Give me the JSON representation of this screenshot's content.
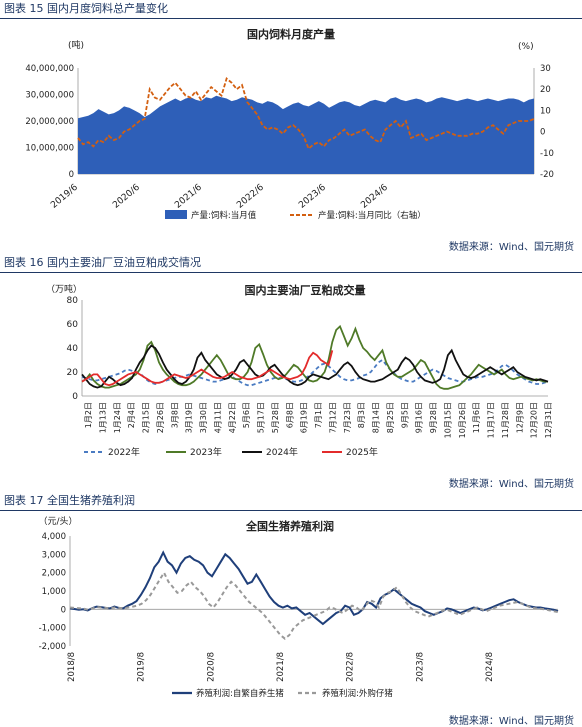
{
  "sections": [
    {
      "title": "图表 15 国内月度饲料总产量变化",
      "source": "数据来源：Wind、国元期货"
    },
    {
      "title": "图表 16 国内主要油厂豆油豆粕成交情况",
      "source": "数据来源：Wind、国元期货"
    },
    {
      "title": "图表 17 全国生猪养殖利润",
      "source": "数据来源：Wind、国元期货"
    }
  ],
  "chart_data": [
    {
      "type": "area",
      "title": "国内饲料月度产量",
      "ylabel": "(吨)",
      "y2label": "(%)",
      "ylim": [
        0,
        40000000
      ],
      "y2lim": [
        -20,
        30
      ],
      "yticks": [
        "0",
        "10,000,000",
        "20,000,000",
        "30,000,000",
        "40,000,000"
      ],
      "y2ticks": [
        "-20",
        "-10",
        "0",
        "10",
        "20",
        "30"
      ],
      "xticks": [
        "2019/6",
        "2020/6",
        "2021/6",
        "2022/6",
        "2023/6",
        "2024/6"
      ],
      "x_start": "2019/6",
      "series": [
        {
          "name": "产量:饲料:当月值",
          "kind": "area",
          "color": "#2e5fb8",
          "values": [
            21000000,
            21500000,
            22000000,
            23000000,
            24500000,
            23500000,
            22500000,
            23000000,
            24000000,
            25500000,
            25000000,
            24000000,
            23000000,
            21500000,
            22500000,
            24000000,
            25500000,
            26500000,
            27500000,
            28500000,
            27500000,
            28500000,
            29000000,
            28000000,
            27500000,
            29000000,
            28500000,
            29500000,
            29000000,
            28500000,
            27500000,
            28000000,
            29000000,
            28500000,
            28000000,
            27000000,
            26500000,
            27500000,
            27000000,
            26000000,
            24500000,
            25500000,
            26500000,
            27000000,
            26000000,
            25500000,
            26500000,
            27500000,
            26500000,
            25000000,
            26000000,
            27000000,
            27500000,
            27000000,
            26000000,
            25500000,
            26500000,
            27500000,
            28000000,
            27500000,
            27000000,
            28500000,
            29000000,
            28000000,
            27500000,
            28000000,
            28500000,
            28000000,
            27000000,
            27500000,
            28500000,
            29000000,
            28500000,
            28000000,
            27500000,
            28000000,
            28500000,
            28000000,
            27500000,
            28000000,
            28500000,
            28000000,
            27500000,
            28000000,
            28500000,
            28500000,
            28000000,
            27000000,
            28000000,
            28500000
          ]
        },
        {
          "name": "产量:饲料:当月同比（右轴）",
          "kind": "line",
          "color": "#d35f10",
          "values": [
            -3,
            -6,
            -5,
            -7,
            -4,
            -5,
            -2,
            -4,
            -3,
            0,
            1,
            3,
            5,
            6,
            20,
            16,
            15,
            18,
            21,
            23,
            20,
            17,
            16,
            19,
            15,
            18,
            21,
            19,
            17,
            25,
            23,
            20,
            22,
            14,
            11,
            8,
            3,
            1,
            2,
            1,
            -1,
            2,
            3,
            1,
            -2,
            -8,
            -6,
            -5,
            -7,
            -4,
            -3,
            -1,
            1,
            -2,
            -1,
            0,
            1,
            -2,
            -4,
            -5,
            1,
            3,
            5,
            2,
            5,
            -3,
            -2,
            -1,
            -4,
            -3,
            -2,
            -1,
            0,
            -1,
            -2,
            -2,
            -2,
            -1,
            -1,
            0,
            2,
            3,
            1,
            -1,
            3,
            4,
            5,
            5,
            5,
            6
          ]
        }
      ],
      "legend_position": "bottom"
    },
    {
      "type": "line",
      "title": "国内主要油厂豆粕成交量",
      "ylabel": "（万吨）",
      "ylim": [
        0,
        80
      ],
      "yticks": [
        "0",
        "20",
        "40",
        "60",
        "80"
      ],
      "xticks": [
        "1月2日",
        "1月13日",
        "1月24日",
        "2月4日",
        "2月15日",
        "2月26日",
        "3月8日",
        "3月19日",
        "3月30日",
        "4月11日",
        "4月22日",
        "5月6日",
        "5月17日",
        "5月28日",
        "6月8日",
        "6月19日",
        "7月1日",
        "7月12日",
        "7月23日",
        "8月3日",
        "8月14日",
        "8月25日",
        "9月5日",
        "9月16日",
        "9月28日",
        "10月15日",
        "10月26日",
        "11月6日",
        "11月17日",
        "11月28日",
        "12月9日",
        "12月20日",
        "12月31日"
      ],
      "series": [
        {
          "name": "2022年",
          "color": "#4a7bc2",
          "dash": "4,3",
          "values": [
            16,
            15,
            14,
            13,
            13,
            14,
            15,
            16,
            17,
            18,
            19,
            21,
            22,
            21,
            20,
            19,
            16,
            13,
            11,
            10,
            11,
            12,
            13,
            14,
            15,
            16,
            16,
            17,
            18,
            17,
            16,
            15,
            14,
            13,
            12,
            12,
            13,
            14,
            15,
            16,
            14,
            12,
            10,
            9,
            9,
            10,
            11,
            12,
            13,
            14,
            15,
            15,
            15,
            14,
            13,
            12,
            12,
            13,
            15,
            17,
            20,
            23,
            26,
            27,
            25,
            22,
            19,
            16,
            14,
            13,
            13,
            14,
            15,
            17,
            18,
            20,
            24,
            28,
            30,
            26,
            22,
            19,
            16,
            14,
            13,
            12,
            12,
            14,
            16,
            18,
            20,
            22,
            21,
            19,
            17,
            15,
            14,
            13,
            12,
            12,
            13,
            14,
            15,
            16,
            16,
            17,
            18,
            19,
            22,
            25,
            26,
            24,
            21,
            18,
            16,
            14,
            12,
            11,
            10,
            10,
            11,
            12
          ]
        },
        {
          "name": "2023年",
          "color": "#4f7a28",
          "values": [
            12,
            14,
            18,
            13,
            10,
            8,
            7,
            7,
            8,
            9,
            10,
            12,
            14,
            16,
            18,
            22,
            30,
            42,
            45,
            38,
            28,
            22,
            18,
            15,
            12,
            10,
            9,
            9,
            10,
            12,
            15,
            18,
            22,
            26,
            30,
            34,
            30,
            24,
            18,
            15,
            14,
            14,
            16,
            20,
            28,
            40,
            43,
            35,
            26,
            20,
            16,
            14,
            15,
            18,
            22,
            26,
            24,
            20,
            16,
            13,
            12,
            13,
            16,
            20,
            30,
            45,
            55,
            58,
            50,
            42,
            48,
            56,
            47,
            40,
            37,
            33,
            30,
            34,
            38,
            28,
            22,
            18,
            16,
            16,
            18,
            20,
            22,
            26,
            30,
            28,
            22,
            16,
            10,
            7,
            6,
            6,
            7,
            8,
            9,
            12,
            15,
            18,
            22,
            26,
            24,
            22,
            20,
            18,
            20,
            22,
            18,
            15,
            14,
            15,
            16,
            15,
            14,
            13,
            14,
            13,
            12,
            12
          ]
        },
        {
          "name": "2024年",
          "color": "#111111",
          "values": [
            18,
            14,
            10,
            8,
            7,
            8,
            12,
            16,
            14,
            11,
            9,
            10,
            12,
            15,
            22,
            28,
            32,
            38,
            42,
            40,
            35,
            28,
            22,
            18,
            14,
            11,
            10,
            12,
            16,
            22,
            32,
            36,
            30,
            26,
            22,
            18,
            16,
            14,
            15,
            18,
            22,
            28,
            30,
            26,
            22,
            18,
            16,
            17,
            20,
            24,
            26,
            22,
            18,
            15,
            12,
            10,
            9,
            10,
            12,
            16,
            18,
            17,
            16,
            15,
            14,
            16,
            18,
            22,
            26,
            28,
            25,
            20,
            16,
            14,
            13,
            12,
            12,
            13,
            14,
            16,
            18,
            20,
            22,
            28,
            32,
            30,
            26,
            20,
            16,
            13,
            12,
            11,
            12,
            14,
            22,
            34,
            38,
            30,
            24,
            18,
            16,
            15,
            16,
            18,
            20,
            22,
            24,
            22,
            20,
            18,
            20,
            22,
            24,
            20,
            18,
            16,
            15,
            14,
            13,
            14,
            13,
            12
          ]
        },
        {
          "name": "2025年",
          "color": "#e32b2b",
          "values": [
            12,
            14,
            16,
            18,
            18,
            14,
            10,
            9,
            10,
            12,
            14,
            16,
            18,
            19,
            20,
            18,
            16,
            14,
            12,
            11,
            11,
            12,
            14,
            16,
            18,
            17,
            16,
            15,
            16,
            18,
            20,
            22,
            20,
            18,
            16,
            15,
            15,
            16,
            18,
            20,
            18,
            16,
            15,
            14,
            14,
            15,
            16,
            18,
            20,
            22,
            20,
            18,
            16,
            15,
            14,
            15,
            16,
            18,
            24,
            32,
            36,
            34,
            30,
            28,
            26,
            38
          ]
        }
      ],
      "legend_position": "bottom"
    },
    {
      "type": "line",
      "title": "全国生猪养殖利润",
      "ylabel": "（元/头）",
      "ylim": [
        -2000,
        4000
      ],
      "yticks": [
        "-2,000",
        "-1,000",
        "0",
        "1,000",
        "2,000",
        "3,000",
        "4,000"
      ],
      "xticks": [
        "2018/8",
        "2019/8",
        "2020/8",
        "2021/8",
        "2022/8",
        "2023/8",
        "2024/8"
      ],
      "x_start": "2018/8",
      "series": [
        {
          "name": "养殖利润:自繁自养生猪",
          "color": "#1f3f7a",
          "values": [
            50,
            20,
            -20,
            0,
            -60,
            60,
            150,
            120,
            80,
            50,
            150,
            80,
            50,
            200,
            300,
            450,
            800,
            1200,
            1700,
            2300,
            2600,
            3100,
            2600,
            2400,
            2000,
            2500,
            2800,
            2900,
            2700,
            2600,
            2400,
            2000,
            1800,
            2200,
            2600,
            3000,
            2800,
            2500,
            2200,
            1800,
            1400,
            1500,
            1900,
            1500,
            1100,
            700,
            400,
            200,
            100,
            200,
            50,
            100,
            -100,
            -300,
            -200,
            -400,
            -600,
            -800,
            -600,
            -400,
            -200,
            -100,
            200,
            100,
            -300,
            -200,
            0,
            400,
            300,
            100,
            600,
            800,
            900,
            1100,
            900,
            700,
            500,
            300,
            200,
            100,
            -100,
            -200,
            -300,
            -200,
            -100,
            50,
            0,
            -100,
            -200,
            -100,
            0,
            100,
            50,
            -50,
            0,
            100,
            200,
            300,
            400,
            500,
            550,
            400,
            300,
            200,
            150,
            100,
            100,
            50,
            20,
            -20,
            -100
          ]
        },
        {
          "name": "养殖利润:外购仔猪",
          "color": "#999999",
          "dash": "4,3",
          "values": [
            100,
            80,
            60,
            40,
            -20,
            50,
            120,
            100,
            80,
            60,
            100,
            80,
            60,
            100,
            150,
            200,
            300,
            500,
            800,
            1200,
            1600,
            2000,
            1500,
            1200,
            900,
            1000,
            1300,
            1500,
            1200,
            1000,
            700,
            300,
            100,
            400,
            800,
            1200,
            1500,
            1300,
            1000,
            700,
            400,
            200,
            0,
            -200,
            -500,
            -800,
            -1100,
            -1400,
            -1600,
            -1400,
            -1000,
            -800,
            -600,
            -500,
            -400,
            -300,
            -200,
            -100,
            100,
            50,
            -100,
            -200,
            0,
            200,
            100,
            -100,
            200,
            500,
            400,
            100,
            700,
            900,
            1000,
            1200,
            800,
            400,
            100,
            -100,
            -200,
            -300,
            -400,
            -300,
            -200,
            -100,
            0,
            -100,
            -200,
            -300,
            -200,
            -100,
            0,
            100,
            0,
            -100,
            0,
            100,
            200,
            250,
            300,
            350,
            400,
            300,
            200,
            100,
            50,
            30,
            0,
            -50,
            -100,
            -150
          ]
        }
      ],
      "legend_position": "bottom"
    }
  ]
}
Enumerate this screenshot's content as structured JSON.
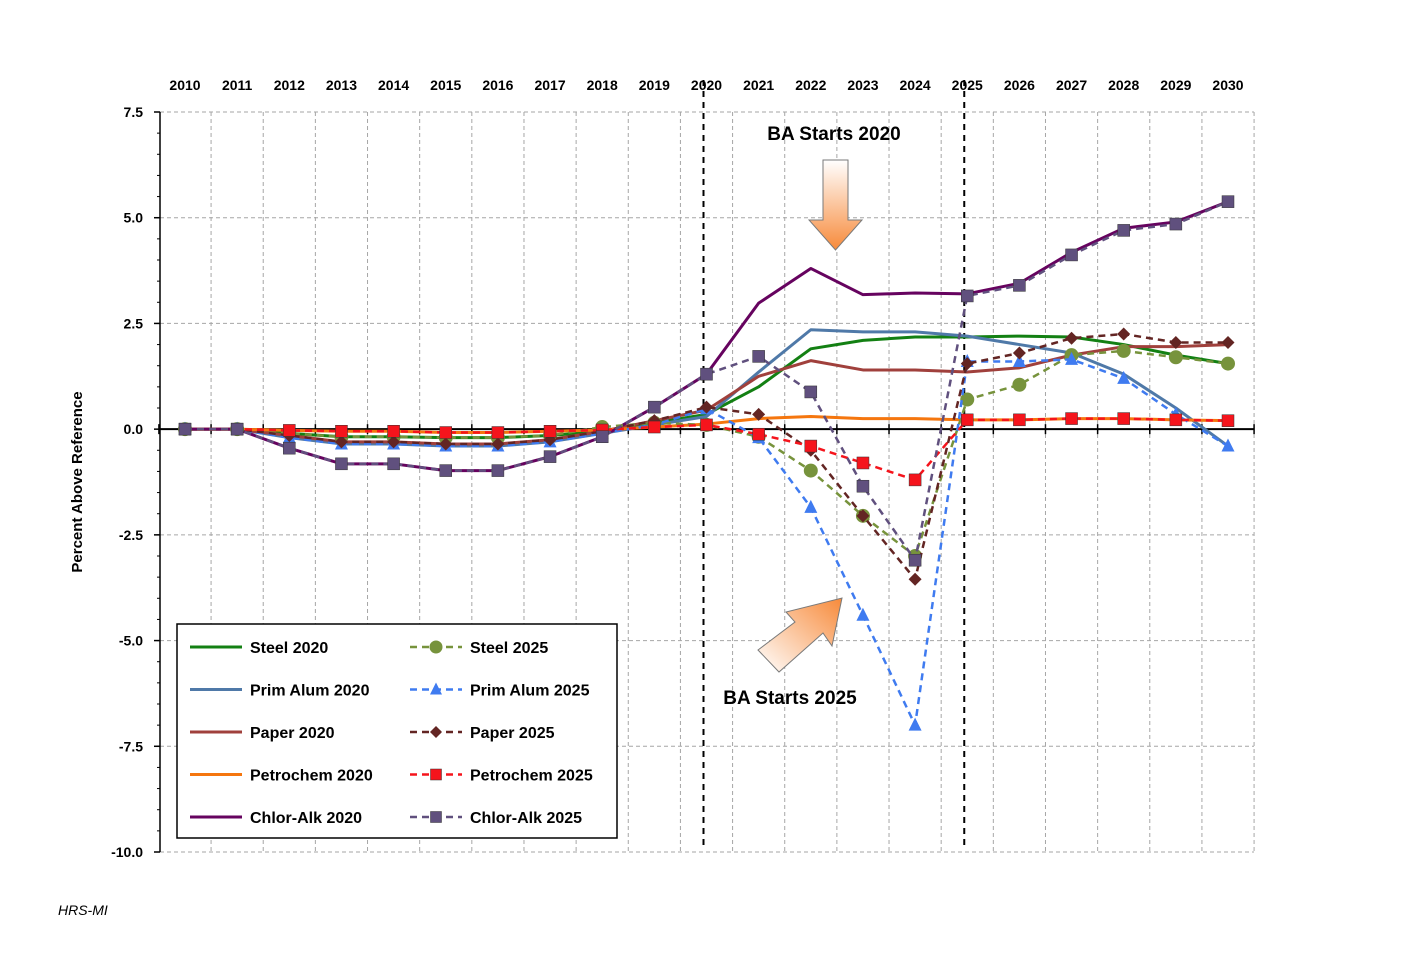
{
  "chart_data": {
    "type": "line",
    "title": "",
    "xlabel": "",
    "ylabel": "Percent Above Reference",
    "x": [
      2010,
      2011,
      2012,
      2013,
      2014,
      2015,
      2016,
      2017,
      2018,
      2019,
      2020,
      2021,
      2022,
      2023,
      2024,
      2025,
      2026,
      2027,
      2028,
      2029,
      2030
    ],
    "x_tick_labels": [
      "2010",
      "2011",
      "2012",
      "2013",
      "2014",
      "2015",
      "2016",
      "2017",
      "2018",
      "2019",
      "2020",
      "2021",
      "2022",
      "2023",
      "2024",
      "2025",
      "2026",
      "2027",
      "2028",
      "2029",
      "2030"
    ],
    "x_axis_position": "top",
    "ylim": [
      -10.0,
      7.5
    ],
    "y_tick_labels": [
      "7.5",
      "5.0",
      "2.5",
      "0.0",
      "-2.5",
      "-5.0",
      "-7.5",
      "-10.0"
    ],
    "y_ticks": [
      7.5,
      5.0,
      2.5,
      0.0,
      -2.5,
      -5.0,
      -7.5,
      -10.0
    ],
    "grid": true,
    "vertical_markers": [
      2020,
      2025
    ],
    "legend_position": "bottom-left",
    "series": [
      {
        "name": "Steel 2020",
        "color": "#138013",
        "style": "solid",
        "marker": "none",
        "values": [
          0.0,
          0.0,
          -0.1,
          -0.18,
          -0.18,
          -0.2,
          -0.2,
          -0.15,
          -0.05,
          0.15,
          0.35,
          1.0,
          1.9,
          2.1,
          2.18,
          2.18,
          2.2,
          2.18,
          2.0,
          1.75,
          1.55
        ]
      },
      {
        "name": "Steel 2025",
        "color": "#77933C",
        "style": "dashed",
        "marker": "circle",
        "values": [
          0.0,
          0.0,
          -0.1,
          -0.18,
          -0.18,
          -0.2,
          -0.2,
          -0.15,
          0.05,
          0.15,
          0.1,
          -0.18,
          -0.98,
          -2.05,
          -3.0,
          0.7,
          1.05,
          1.75,
          1.85,
          1.7,
          1.55
        ]
      },
      {
        "name": "Prim Alum 2020",
        "color": "#4F79A8",
        "style": "solid",
        "marker": "none",
        "values": [
          0.0,
          0.0,
          -0.2,
          -0.35,
          -0.35,
          -0.4,
          -0.4,
          -0.3,
          -0.1,
          0.1,
          0.3,
          1.35,
          2.35,
          2.3,
          2.3,
          2.2,
          2.0,
          1.8,
          1.3,
          0.5,
          -0.4
        ]
      },
      {
        "name": "Prim Alum 2025",
        "color": "#3F7BF0",
        "style": "dashed",
        "marker": "triangle",
        "values": [
          0.0,
          0.0,
          -0.2,
          -0.35,
          -0.35,
          -0.4,
          -0.4,
          -0.3,
          -0.1,
          0.1,
          0.48,
          -0.2,
          -1.85,
          -4.4,
          -7.0,
          1.6,
          1.6,
          1.65,
          1.2,
          0.35,
          -0.4
        ]
      },
      {
        "name": "Paper 2020",
        "color": "#A0403C",
        "style": "solid",
        "marker": "none",
        "values": [
          0.0,
          0.0,
          -0.15,
          -0.3,
          -0.3,
          -0.35,
          -0.35,
          -0.25,
          -0.05,
          0.2,
          0.45,
          1.25,
          1.62,
          1.4,
          1.4,
          1.35,
          1.45,
          1.75,
          1.95,
          1.95,
          2.0
        ]
      },
      {
        "name": "Paper 2025",
        "color": "#632523",
        "style": "dashed",
        "marker": "diamond",
        "values": [
          0.0,
          0.0,
          -0.15,
          -0.3,
          -0.3,
          -0.35,
          -0.35,
          -0.25,
          -0.05,
          0.2,
          0.52,
          0.35,
          -0.5,
          -2.05,
          -3.55,
          1.55,
          1.8,
          2.15,
          2.25,
          2.05,
          2.05
        ]
      },
      {
        "name": "Petrochem 2020",
        "color": "#F5760E",
        "style": "solid",
        "marker": "none",
        "values": [
          0.0,
          0.0,
          -0.03,
          -0.05,
          -0.05,
          -0.08,
          -0.08,
          -0.05,
          -0.02,
          0.05,
          0.12,
          0.25,
          0.3,
          0.25,
          0.25,
          0.22,
          0.22,
          0.25,
          0.25,
          0.22,
          0.2
        ]
      },
      {
        "name": "Petrochem 2025",
        "color": "#F5141C",
        "style": "dashed",
        "marker": "square",
        "values": [
          0.0,
          0.0,
          -0.03,
          -0.05,
          -0.05,
          -0.08,
          -0.08,
          -0.05,
          -0.02,
          0.05,
          0.1,
          -0.12,
          -0.4,
          -0.8,
          -1.2,
          0.22,
          0.22,
          0.25,
          0.25,
          0.22,
          0.2
        ]
      },
      {
        "name": "Chlor-Alk 2020",
        "color": "#66035F",
        "style": "solid",
        "marker": "none",
        "values": [
          0.0,
          0.0,
          -0.45,
          -0.82,
          -0.82,
          -0.98,
          -0.98,
          -0.65,
          -0.18,
          0.52,
          1.3,
          2.98,
          3.8,
          3.18,
          3.22,
          3.2,
          3.45,
          4.18,
          4.75,
          4.9,
          5.38
        ]
      },
      {
        "name": "Chlor-Alk 2025",
        "color": "#60507E",
        "style": "dashed",
        "marker": "square",
        "values": [
          0.0,
          0.0,
          -0.45,
          -0.82,
          -0.82,
          -0.98,
          -0.98,
          -0.65,
          -0.18,
          0.52,
          1.3,
          1.72,
          0.88,
          -1.35,
          -3.1,
          3.15,
          3.4,
          4.12,
          4.7,
          4.85,
          5.38
        ]
      }
    ],
    "annotations": [
      {
        "text": "BA Starts 2020"
      },
      {
        "text": "BA Starts 2025"
      }
    ]
  },
  "credit": "HRS-MI"
}
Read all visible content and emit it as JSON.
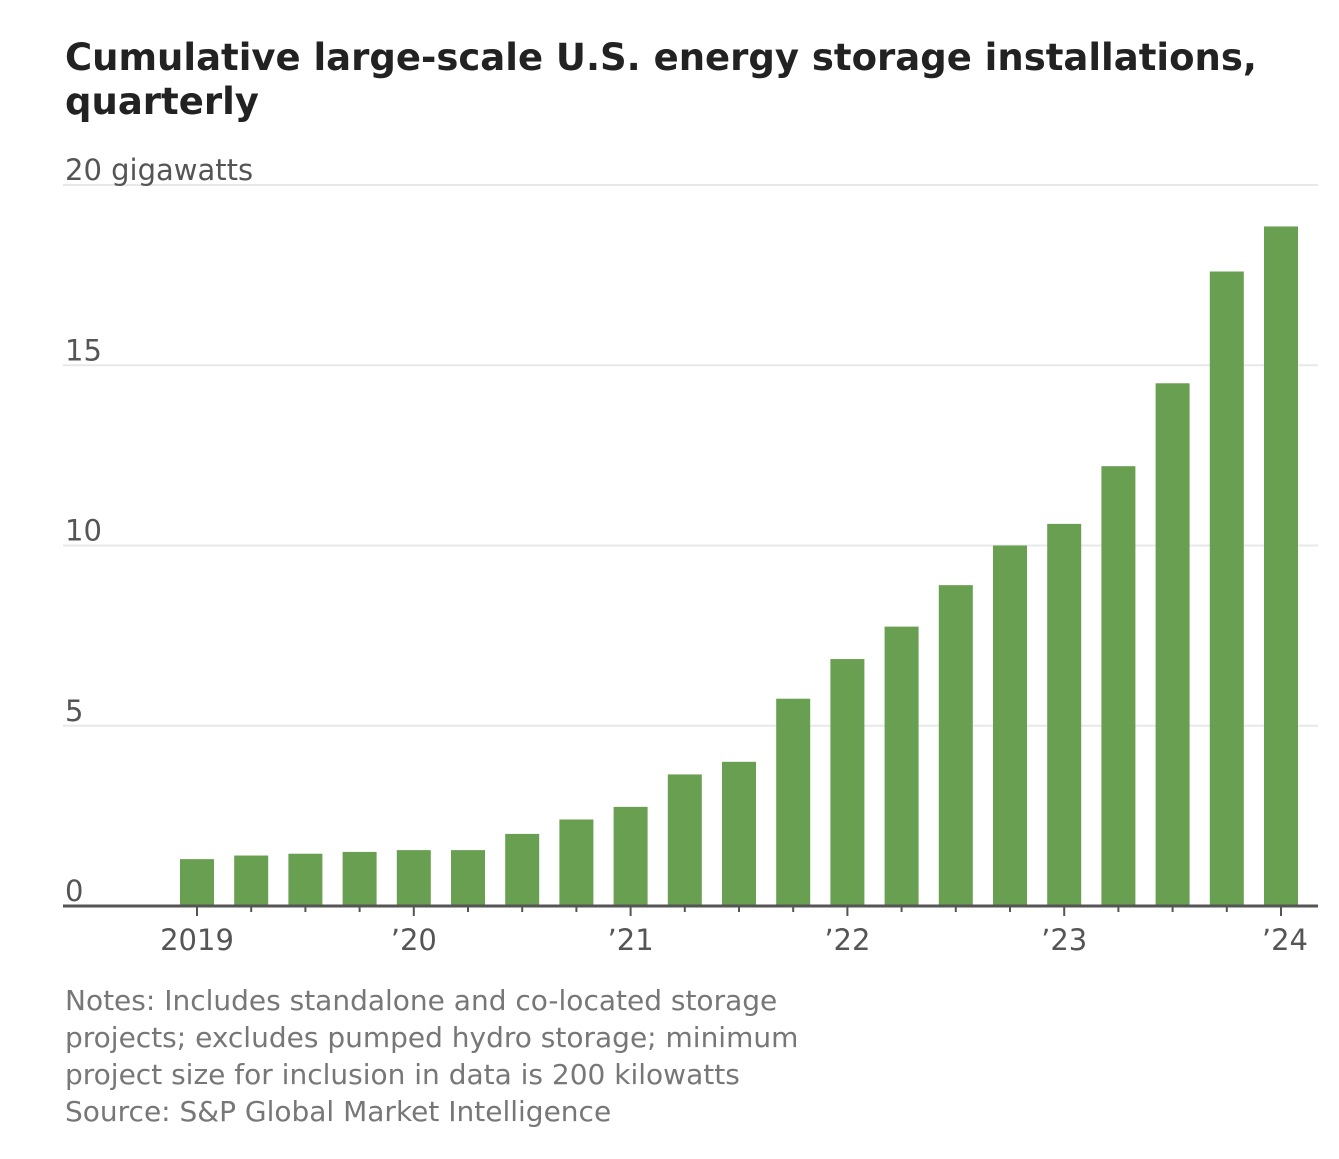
========
From the data above, pick out each line containing "Prim" and copy it.

        "name": "Prim Alum 2020",
        "name": "Prim Alum 2025",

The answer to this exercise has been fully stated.